# Given exercise
Leave out the pictures and repeat every record exactly.

Stored data entries:
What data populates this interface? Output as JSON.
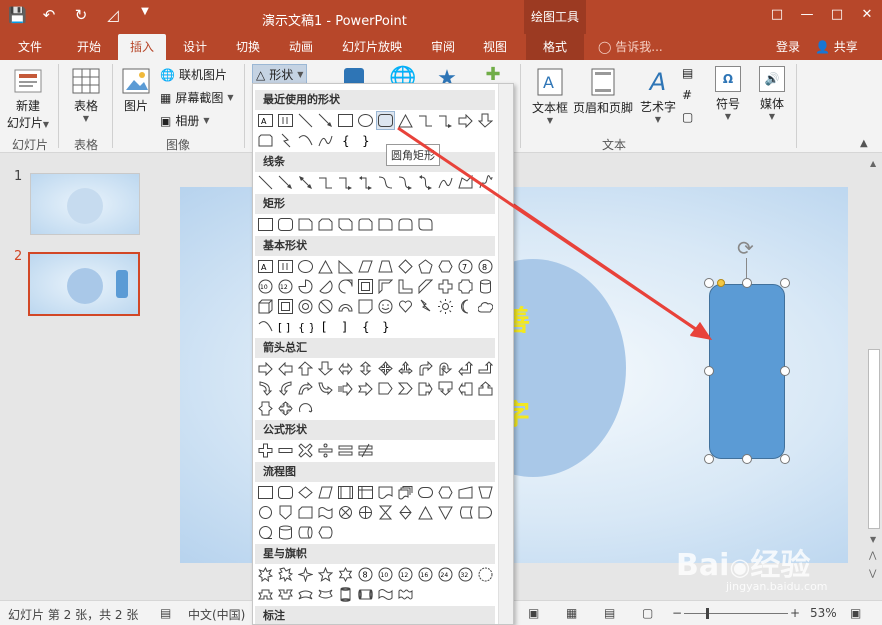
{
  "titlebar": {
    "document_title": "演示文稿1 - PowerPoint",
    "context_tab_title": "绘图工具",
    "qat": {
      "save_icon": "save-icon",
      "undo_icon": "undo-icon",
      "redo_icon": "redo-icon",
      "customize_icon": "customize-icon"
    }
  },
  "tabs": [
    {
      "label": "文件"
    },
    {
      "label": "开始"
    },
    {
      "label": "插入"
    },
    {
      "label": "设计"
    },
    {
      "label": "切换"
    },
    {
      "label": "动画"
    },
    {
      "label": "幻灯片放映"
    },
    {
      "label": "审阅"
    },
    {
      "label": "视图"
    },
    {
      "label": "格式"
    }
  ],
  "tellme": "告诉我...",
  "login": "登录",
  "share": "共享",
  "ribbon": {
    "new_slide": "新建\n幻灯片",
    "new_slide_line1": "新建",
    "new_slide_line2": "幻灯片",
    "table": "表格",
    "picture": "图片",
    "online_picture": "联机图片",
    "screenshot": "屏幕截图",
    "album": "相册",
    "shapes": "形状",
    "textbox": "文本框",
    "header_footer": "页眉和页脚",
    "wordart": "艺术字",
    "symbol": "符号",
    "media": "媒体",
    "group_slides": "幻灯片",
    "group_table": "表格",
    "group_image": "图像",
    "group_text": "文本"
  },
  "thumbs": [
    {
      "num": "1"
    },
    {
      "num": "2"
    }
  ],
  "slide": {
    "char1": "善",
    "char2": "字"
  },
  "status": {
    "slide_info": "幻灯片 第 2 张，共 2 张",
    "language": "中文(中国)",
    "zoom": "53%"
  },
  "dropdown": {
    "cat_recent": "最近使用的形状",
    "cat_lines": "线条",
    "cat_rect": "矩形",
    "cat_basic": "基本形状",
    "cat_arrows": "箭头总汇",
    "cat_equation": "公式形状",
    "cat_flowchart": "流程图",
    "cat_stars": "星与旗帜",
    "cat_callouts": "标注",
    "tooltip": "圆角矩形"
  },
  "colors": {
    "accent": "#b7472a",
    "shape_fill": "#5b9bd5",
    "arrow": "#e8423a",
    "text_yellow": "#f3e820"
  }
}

# Response to the exercise
What data populates this interface? Output as JSON.
{
  "titlebar": {
    "document_title": "演示文稿1 - PowerPoint",
    "context_tab_title": "绘图工具",
    "qat": {
      "save_icon": "save-icon",
      "undo_icon": "undo-icon",
      "redo_icon": "redo-icon",
      "customize_icon": "customize-icon"
    }
  },
  "tabs": [
    {
      "label": "文件"
    },
    {
      "label": "开始"
    },
    {
      "label": "插入"
    },
    {
      "label": "设计"
    },
    {
      "label": "切换"
    },
    {
      "label": "动画"
    },
    {
      "label": "幻灯片放映"
    },
    {
      "label": "审阅"
    },
    {
      "label": "视图"
    },
    {
      "label": "格式"
    }
  ],
  "tellme": "告诉我...",
  "login": "登录",
  "share": "共享",
  "ribbon": {
    "new_slide": "新建\n幻灯片",
    "new_slide_line1": "新建",
    "new_slide_line2": "幻灯片",
    "table": "表格",
    "picture": "图片",
    "online_picture": "联机图片",
    "screenshot": "屏幕截图",
    "album": "相册",
    "shapes": "形状",
    "textbox": "文本框",
    "header_footer": "页眉和页脚",
    "wordart": "艺术字",
    "symbol": "符号",
    "media": "媒体",
    "group_slides": "幻灯片",
    "group_table": "表格",
    "group_image": "图像",
    "group_text": "文本"
  },
  "thumbs": [
    {
      "num": "1"
    },
    {
      "num": "2"
    }
  ],
  "slide": {
    "char1": "善",
    "char2": "字"
  },
  "status": {
    "slide_info": "幻灯片 第 2 张，共 2 张",
    "language": "中文(中国)",
    "zoom": "53%"
  },
  "dropdown": {
    "cat_recent": "最近使用的形状",
    "cat_lines": "线条",
    "cat_rect": "矩形",
    "cat_basic": "基本形状",
    "cat_arrows": "箭头总汇",
    "cat_equation": "公式形状",
    "cat_flowchart": "流程图",
    "cat_stars": "星与旗帜",
    "cat_callouts": "标注",
    "tooltip": "圆角矩形"
  },
  "colors": {
    "accent": "#b7472a",
    "shape_fill": "#5b9bd5",
    "arrow": "#e8423a",
    "text_yellow": "#f3e820"
  }
}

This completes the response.